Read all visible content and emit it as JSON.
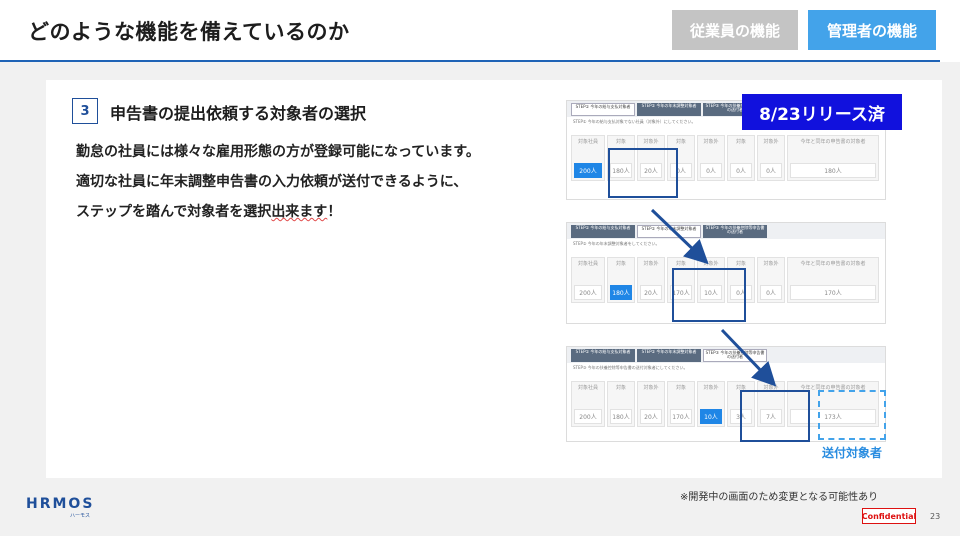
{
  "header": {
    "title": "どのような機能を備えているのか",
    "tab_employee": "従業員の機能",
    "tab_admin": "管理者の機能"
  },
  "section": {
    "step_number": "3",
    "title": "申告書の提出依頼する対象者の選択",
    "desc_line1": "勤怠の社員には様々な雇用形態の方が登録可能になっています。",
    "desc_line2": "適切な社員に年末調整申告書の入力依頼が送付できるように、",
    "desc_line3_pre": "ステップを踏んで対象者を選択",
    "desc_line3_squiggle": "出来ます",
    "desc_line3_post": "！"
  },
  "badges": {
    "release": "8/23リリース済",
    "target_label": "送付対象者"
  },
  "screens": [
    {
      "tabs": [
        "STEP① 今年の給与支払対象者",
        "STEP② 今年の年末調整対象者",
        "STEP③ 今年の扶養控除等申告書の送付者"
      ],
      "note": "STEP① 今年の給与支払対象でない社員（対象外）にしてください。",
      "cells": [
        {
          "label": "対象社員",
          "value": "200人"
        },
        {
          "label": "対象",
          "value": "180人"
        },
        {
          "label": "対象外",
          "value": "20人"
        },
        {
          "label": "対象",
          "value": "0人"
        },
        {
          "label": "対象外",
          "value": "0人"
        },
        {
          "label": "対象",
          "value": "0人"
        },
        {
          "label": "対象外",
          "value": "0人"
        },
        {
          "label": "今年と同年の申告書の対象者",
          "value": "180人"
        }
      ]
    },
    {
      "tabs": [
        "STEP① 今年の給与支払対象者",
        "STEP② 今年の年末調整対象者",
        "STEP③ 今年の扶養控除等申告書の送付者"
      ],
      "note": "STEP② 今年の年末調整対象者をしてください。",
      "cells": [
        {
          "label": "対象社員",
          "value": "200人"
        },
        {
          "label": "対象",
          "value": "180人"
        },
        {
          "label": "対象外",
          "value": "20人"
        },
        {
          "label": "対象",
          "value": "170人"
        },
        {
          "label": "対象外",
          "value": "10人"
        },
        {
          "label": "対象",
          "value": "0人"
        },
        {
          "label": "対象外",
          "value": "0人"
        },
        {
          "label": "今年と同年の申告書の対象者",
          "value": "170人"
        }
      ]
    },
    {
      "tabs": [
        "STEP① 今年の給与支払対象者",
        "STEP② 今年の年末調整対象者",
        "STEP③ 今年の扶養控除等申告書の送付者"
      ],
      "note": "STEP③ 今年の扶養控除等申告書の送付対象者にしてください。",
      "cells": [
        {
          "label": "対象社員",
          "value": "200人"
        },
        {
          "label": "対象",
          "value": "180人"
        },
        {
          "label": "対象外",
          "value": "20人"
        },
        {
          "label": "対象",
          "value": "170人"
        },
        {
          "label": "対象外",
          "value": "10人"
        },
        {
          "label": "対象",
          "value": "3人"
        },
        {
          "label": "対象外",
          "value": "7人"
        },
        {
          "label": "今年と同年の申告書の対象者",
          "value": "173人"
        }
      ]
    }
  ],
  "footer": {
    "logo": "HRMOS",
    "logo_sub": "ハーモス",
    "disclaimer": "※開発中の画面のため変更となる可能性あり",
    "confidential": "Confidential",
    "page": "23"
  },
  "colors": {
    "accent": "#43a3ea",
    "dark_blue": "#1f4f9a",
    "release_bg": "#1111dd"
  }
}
◇ ◇ ◇ ◇ ◇ ◇ ◇
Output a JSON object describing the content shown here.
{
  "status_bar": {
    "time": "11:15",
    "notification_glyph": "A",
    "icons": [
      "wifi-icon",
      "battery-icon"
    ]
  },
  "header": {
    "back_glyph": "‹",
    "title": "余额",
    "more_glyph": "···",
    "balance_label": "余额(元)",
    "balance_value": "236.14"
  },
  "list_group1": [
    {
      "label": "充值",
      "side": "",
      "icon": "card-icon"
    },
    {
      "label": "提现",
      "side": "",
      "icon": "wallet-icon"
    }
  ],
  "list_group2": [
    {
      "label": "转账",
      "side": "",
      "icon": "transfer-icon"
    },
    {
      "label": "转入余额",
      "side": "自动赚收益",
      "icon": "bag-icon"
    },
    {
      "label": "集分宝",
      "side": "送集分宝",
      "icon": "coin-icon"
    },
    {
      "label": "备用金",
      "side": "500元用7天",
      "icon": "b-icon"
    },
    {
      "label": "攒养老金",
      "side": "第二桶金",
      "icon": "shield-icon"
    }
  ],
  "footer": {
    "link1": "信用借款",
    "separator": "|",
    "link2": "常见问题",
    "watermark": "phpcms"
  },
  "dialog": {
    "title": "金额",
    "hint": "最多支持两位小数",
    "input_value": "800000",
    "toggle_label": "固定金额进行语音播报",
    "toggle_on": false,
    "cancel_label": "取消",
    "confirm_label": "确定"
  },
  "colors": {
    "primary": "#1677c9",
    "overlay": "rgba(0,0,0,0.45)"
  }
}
◇ ◇ ◇ ◇ ◇ ◇ ◇
Problem requirements — Above are the records. Identify each line that contains the word "content".

Answer to the problem —
Read all visible content and emit it as JSON.
Output a JSON object describing the content shown here.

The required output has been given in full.